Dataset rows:
* Start *
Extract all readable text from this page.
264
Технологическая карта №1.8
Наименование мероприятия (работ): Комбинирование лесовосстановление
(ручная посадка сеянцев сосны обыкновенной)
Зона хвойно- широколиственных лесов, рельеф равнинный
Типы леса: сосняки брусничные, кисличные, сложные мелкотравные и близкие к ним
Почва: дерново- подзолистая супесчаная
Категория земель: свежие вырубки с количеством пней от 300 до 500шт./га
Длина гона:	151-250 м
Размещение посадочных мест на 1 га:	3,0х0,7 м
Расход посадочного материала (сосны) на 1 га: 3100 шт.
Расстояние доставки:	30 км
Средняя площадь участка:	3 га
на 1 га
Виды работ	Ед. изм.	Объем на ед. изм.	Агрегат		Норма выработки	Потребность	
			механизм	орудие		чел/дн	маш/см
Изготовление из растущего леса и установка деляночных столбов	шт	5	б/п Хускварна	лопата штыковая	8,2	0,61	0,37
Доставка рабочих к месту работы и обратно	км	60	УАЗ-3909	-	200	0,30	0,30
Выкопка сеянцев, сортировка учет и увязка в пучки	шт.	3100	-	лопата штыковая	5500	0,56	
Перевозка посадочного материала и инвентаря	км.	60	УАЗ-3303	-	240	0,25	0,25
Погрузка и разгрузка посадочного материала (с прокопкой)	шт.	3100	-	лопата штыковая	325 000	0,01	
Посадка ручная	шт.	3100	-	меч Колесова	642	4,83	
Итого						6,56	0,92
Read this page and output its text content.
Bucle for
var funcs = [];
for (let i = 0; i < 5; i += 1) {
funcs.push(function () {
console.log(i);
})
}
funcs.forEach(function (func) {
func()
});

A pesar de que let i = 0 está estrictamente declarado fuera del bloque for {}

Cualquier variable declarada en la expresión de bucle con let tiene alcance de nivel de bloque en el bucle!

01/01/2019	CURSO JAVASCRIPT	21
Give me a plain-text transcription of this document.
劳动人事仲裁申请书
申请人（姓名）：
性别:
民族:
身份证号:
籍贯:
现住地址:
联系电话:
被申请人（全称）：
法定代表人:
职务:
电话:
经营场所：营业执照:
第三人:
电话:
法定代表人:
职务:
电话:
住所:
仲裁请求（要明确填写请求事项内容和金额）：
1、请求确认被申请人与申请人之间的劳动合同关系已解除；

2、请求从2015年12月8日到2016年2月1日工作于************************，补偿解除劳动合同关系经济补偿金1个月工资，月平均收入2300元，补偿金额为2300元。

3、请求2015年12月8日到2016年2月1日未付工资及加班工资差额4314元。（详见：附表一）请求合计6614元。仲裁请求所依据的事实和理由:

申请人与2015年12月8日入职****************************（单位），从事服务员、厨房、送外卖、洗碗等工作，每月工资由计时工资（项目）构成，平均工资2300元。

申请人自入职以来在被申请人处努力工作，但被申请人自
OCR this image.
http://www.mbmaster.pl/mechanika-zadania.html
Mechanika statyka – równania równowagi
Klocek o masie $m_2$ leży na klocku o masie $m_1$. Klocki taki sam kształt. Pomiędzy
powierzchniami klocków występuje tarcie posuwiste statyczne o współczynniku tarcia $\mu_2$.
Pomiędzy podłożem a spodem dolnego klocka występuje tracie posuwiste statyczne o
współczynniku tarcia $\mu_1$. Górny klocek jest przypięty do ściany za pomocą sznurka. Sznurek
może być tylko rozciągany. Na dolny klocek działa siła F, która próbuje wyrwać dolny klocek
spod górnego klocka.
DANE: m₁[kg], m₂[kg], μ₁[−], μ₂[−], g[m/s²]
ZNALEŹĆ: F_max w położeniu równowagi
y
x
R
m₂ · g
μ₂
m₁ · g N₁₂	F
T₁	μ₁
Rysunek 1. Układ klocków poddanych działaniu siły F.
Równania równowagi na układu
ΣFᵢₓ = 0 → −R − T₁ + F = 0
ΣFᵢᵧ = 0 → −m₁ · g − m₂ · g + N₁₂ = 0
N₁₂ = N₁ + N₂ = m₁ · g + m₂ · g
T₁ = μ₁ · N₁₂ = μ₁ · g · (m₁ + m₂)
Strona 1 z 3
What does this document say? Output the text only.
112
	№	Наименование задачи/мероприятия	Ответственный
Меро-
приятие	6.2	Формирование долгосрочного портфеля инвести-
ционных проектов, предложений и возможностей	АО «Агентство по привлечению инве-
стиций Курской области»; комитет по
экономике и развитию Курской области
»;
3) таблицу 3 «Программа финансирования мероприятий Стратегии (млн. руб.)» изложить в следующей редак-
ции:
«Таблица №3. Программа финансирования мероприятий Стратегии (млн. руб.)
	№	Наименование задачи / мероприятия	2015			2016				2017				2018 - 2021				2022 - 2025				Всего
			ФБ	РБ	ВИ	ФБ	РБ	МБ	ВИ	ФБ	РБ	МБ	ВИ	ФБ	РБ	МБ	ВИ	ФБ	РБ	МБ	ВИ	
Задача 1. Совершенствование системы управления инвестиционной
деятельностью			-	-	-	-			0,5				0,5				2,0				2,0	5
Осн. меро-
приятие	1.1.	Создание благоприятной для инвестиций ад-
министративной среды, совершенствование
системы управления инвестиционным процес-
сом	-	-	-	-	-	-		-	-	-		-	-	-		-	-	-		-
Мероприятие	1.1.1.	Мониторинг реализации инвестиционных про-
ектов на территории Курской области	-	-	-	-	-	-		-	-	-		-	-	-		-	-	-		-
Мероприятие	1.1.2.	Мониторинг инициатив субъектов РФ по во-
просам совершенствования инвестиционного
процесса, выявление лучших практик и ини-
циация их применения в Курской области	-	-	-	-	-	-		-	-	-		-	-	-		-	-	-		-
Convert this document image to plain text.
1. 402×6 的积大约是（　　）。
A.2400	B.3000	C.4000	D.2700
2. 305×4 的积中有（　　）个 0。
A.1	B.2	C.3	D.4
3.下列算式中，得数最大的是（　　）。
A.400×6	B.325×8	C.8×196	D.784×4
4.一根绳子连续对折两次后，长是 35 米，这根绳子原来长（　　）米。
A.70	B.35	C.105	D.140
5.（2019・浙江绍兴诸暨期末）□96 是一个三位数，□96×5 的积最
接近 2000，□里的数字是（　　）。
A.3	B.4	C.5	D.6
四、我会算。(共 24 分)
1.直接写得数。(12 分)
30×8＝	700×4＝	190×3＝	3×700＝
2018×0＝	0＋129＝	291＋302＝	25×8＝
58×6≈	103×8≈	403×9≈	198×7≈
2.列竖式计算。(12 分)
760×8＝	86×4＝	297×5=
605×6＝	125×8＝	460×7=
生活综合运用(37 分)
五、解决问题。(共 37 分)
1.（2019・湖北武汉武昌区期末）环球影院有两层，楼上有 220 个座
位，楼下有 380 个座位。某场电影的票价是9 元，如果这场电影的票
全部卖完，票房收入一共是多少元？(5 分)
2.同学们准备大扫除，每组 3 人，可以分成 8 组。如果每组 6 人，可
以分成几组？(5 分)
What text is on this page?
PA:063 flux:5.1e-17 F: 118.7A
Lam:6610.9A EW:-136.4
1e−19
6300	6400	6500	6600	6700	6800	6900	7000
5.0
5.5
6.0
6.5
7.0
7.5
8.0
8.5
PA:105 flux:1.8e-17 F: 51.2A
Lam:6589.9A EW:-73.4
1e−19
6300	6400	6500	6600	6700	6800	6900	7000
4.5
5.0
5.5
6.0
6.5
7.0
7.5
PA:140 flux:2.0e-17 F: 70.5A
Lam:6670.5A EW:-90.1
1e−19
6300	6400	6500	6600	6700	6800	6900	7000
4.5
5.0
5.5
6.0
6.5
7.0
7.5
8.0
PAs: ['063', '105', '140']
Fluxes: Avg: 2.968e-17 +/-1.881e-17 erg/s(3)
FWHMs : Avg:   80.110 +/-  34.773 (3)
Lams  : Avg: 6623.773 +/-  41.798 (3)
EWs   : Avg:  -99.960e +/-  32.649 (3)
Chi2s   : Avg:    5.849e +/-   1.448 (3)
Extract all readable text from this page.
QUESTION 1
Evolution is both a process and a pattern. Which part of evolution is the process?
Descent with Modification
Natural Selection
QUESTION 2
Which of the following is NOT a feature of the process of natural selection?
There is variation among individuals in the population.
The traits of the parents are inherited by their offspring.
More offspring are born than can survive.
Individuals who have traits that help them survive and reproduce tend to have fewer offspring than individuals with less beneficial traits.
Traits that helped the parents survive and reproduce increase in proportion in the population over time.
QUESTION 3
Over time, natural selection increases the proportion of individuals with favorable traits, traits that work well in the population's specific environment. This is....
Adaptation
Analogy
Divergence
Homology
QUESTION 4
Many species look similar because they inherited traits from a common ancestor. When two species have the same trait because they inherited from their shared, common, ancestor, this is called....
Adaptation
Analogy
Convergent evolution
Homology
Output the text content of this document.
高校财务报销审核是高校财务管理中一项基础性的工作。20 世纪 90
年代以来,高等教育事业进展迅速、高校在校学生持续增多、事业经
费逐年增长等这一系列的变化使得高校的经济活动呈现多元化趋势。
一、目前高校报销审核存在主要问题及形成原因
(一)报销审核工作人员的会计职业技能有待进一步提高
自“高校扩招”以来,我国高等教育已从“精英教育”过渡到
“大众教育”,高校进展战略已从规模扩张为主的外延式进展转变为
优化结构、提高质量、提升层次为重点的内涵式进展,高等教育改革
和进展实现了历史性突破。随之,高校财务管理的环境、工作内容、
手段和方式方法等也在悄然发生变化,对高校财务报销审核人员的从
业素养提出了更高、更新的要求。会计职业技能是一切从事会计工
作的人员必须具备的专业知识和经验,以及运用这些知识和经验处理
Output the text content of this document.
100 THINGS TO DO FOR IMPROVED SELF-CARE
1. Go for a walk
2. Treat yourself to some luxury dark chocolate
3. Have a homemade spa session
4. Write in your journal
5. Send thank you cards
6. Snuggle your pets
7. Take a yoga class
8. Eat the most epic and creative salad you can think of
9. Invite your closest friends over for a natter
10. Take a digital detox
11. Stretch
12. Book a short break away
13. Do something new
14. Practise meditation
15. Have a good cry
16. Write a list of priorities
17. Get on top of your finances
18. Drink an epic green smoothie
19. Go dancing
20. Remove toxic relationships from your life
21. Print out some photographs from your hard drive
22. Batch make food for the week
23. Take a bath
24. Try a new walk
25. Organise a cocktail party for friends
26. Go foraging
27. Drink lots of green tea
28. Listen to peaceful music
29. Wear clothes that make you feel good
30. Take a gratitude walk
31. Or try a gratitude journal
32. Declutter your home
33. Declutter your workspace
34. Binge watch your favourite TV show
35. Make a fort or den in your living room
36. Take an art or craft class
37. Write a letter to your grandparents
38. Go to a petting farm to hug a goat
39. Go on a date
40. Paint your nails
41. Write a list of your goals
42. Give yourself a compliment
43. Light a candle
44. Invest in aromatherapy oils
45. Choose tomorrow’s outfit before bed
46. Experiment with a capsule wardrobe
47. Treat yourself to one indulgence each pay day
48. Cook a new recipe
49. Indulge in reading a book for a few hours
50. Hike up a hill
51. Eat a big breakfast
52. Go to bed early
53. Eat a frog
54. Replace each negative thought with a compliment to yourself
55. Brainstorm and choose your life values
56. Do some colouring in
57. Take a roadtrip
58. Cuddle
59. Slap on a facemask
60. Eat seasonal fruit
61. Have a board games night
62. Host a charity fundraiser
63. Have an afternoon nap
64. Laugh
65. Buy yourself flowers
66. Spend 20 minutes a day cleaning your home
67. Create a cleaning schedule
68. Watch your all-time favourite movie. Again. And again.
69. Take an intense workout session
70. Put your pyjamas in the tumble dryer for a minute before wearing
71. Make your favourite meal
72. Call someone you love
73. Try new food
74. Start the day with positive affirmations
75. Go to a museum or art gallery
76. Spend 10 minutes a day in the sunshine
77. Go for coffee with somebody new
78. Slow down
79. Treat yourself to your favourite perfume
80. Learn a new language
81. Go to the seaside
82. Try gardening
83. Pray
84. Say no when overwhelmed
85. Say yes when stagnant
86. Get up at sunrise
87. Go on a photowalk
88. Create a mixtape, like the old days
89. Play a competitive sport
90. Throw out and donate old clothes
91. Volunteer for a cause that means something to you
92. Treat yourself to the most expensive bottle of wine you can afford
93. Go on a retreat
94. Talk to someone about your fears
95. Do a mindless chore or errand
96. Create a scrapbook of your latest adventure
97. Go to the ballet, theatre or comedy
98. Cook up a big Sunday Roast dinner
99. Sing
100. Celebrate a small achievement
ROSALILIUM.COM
* End *
[Problem to work on]
Search the data for "Drink". Copy every matching line.

[Solution for this exercise]
18. Drink an epic green smoothie
27. Drink lots of green tea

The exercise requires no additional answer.